Salary data from 21 corporations analysed by Reuters reveals that some of the leading financial organisations in Britain pay women 28.8% less on average than their male counterparts, despite their stated goal of increasing the number of women hired for senior, higher-paid positions.
In the UK, banks, asset managers, and insurers have made a commitment to close the gender pay gap that has existed for a long time. This gap is primarily caused by the fact that more men hold top positions with large bonuses, while a larger percentage of women hold lower-paying, part-time, or junior positions with smaller bonuses or none at all.
According to media calculations based on the salary data, the difference for the top financial services firms has shrunk by two percentage points from a year ago, but it is still far higher than the mean average for all industries in Britain, which was 10.7% last year according to a UK government study.
Businesses in Britain that employ more than 250 people are mandated to reveal the salary and bonus disparities between male and female employees as of 2017. The data disclosure deadline for April 2023 was April 4.
The rate of change in the business is slowed down by the difficulty many large finance companies have in finding and keeping female talent in high-level positions. In certain specific circumstances, the situation has not improved.
Of the 21 top finance businesses whose data was evaluated by the media, the mean pay disparity between men and women at Goldman Sachs’ international division in London increased to 54% in 2023 from 53.2% the year before. This discrepancy continues to be the biggest.

• • •

## Work required
Repeat, word for word, the part of the pay gap article that opens with the words containing "Of the 21 top" and closes with "be the biggest.". Draw only on the pay gap article.

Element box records
• • •

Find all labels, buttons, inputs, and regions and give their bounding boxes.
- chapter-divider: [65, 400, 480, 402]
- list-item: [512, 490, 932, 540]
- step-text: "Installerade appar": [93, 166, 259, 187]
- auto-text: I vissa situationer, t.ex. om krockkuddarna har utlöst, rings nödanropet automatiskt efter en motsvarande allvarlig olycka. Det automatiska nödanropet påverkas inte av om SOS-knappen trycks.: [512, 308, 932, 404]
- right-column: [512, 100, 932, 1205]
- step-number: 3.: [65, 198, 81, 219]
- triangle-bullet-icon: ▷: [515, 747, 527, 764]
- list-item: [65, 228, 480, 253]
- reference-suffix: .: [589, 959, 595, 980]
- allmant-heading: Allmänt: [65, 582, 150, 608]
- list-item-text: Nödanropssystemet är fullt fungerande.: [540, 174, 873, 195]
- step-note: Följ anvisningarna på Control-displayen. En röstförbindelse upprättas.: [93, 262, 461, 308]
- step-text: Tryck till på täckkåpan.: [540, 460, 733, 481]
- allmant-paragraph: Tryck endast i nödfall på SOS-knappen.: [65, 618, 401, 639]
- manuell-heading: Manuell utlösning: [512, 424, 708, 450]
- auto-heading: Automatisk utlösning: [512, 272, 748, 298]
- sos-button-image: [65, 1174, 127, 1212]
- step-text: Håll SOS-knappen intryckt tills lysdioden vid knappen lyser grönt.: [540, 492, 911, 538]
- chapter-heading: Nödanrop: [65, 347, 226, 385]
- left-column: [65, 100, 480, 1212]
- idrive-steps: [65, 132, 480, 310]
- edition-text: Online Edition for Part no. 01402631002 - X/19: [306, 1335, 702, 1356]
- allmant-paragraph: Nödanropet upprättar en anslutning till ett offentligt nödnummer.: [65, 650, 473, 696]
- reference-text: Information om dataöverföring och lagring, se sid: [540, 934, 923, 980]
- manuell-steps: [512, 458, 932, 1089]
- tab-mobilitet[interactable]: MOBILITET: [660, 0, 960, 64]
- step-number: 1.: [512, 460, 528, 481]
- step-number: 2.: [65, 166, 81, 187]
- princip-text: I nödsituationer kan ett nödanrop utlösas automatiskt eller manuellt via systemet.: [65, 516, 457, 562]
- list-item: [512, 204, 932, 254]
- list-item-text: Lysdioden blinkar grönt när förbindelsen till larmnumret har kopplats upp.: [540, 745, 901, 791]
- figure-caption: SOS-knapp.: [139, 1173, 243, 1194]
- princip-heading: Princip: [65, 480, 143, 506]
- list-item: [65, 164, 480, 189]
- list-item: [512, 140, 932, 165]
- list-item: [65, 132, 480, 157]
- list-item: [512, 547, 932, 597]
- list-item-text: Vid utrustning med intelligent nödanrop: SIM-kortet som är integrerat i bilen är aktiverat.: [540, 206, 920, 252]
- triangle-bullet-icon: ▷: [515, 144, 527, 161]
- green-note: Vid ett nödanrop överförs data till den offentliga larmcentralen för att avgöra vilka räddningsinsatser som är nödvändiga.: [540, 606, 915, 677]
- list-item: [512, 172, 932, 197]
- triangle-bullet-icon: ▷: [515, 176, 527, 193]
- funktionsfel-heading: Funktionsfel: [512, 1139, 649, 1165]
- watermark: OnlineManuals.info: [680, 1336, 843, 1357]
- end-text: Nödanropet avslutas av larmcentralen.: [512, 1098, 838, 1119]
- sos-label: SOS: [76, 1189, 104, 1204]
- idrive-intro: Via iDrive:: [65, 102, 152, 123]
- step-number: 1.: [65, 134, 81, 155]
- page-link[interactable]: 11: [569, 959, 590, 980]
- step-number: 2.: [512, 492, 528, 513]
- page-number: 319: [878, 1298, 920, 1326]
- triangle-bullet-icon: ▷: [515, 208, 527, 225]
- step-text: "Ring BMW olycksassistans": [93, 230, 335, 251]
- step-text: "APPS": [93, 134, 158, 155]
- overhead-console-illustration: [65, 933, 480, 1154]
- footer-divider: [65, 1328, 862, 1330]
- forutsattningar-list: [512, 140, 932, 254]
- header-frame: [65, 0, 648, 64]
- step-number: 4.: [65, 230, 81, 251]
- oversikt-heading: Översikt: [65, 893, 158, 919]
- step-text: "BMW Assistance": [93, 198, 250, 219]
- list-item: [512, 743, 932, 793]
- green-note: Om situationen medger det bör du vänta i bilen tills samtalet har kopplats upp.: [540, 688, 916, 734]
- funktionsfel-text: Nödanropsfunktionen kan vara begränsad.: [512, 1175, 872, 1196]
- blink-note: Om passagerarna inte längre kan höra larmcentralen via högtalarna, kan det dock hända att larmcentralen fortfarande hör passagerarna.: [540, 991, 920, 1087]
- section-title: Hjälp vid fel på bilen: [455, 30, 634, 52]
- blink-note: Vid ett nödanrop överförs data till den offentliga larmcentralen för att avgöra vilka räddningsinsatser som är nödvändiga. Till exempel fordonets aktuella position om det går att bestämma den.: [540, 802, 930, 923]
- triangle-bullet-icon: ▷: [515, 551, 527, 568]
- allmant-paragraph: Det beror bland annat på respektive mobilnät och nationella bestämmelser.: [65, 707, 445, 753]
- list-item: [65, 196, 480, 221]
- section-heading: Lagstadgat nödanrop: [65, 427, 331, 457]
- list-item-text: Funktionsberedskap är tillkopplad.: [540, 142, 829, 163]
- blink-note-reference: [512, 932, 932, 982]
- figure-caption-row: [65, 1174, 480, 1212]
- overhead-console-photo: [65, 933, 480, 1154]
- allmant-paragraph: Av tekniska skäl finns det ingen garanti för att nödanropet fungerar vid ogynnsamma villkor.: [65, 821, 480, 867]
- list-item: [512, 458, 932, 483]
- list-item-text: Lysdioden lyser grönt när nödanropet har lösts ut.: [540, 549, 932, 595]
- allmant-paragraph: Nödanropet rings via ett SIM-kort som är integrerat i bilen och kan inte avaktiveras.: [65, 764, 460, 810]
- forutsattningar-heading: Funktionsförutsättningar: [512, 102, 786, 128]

• • •

## Exercise answer
Of the 21 top finance businesses whose data was evaluated by the media, the mean pay disparity between men and women at Goldman Sachs’ international division in London increased to 54% in 2023 from 53.2% the year before. This discrepancy continues to be the biggest.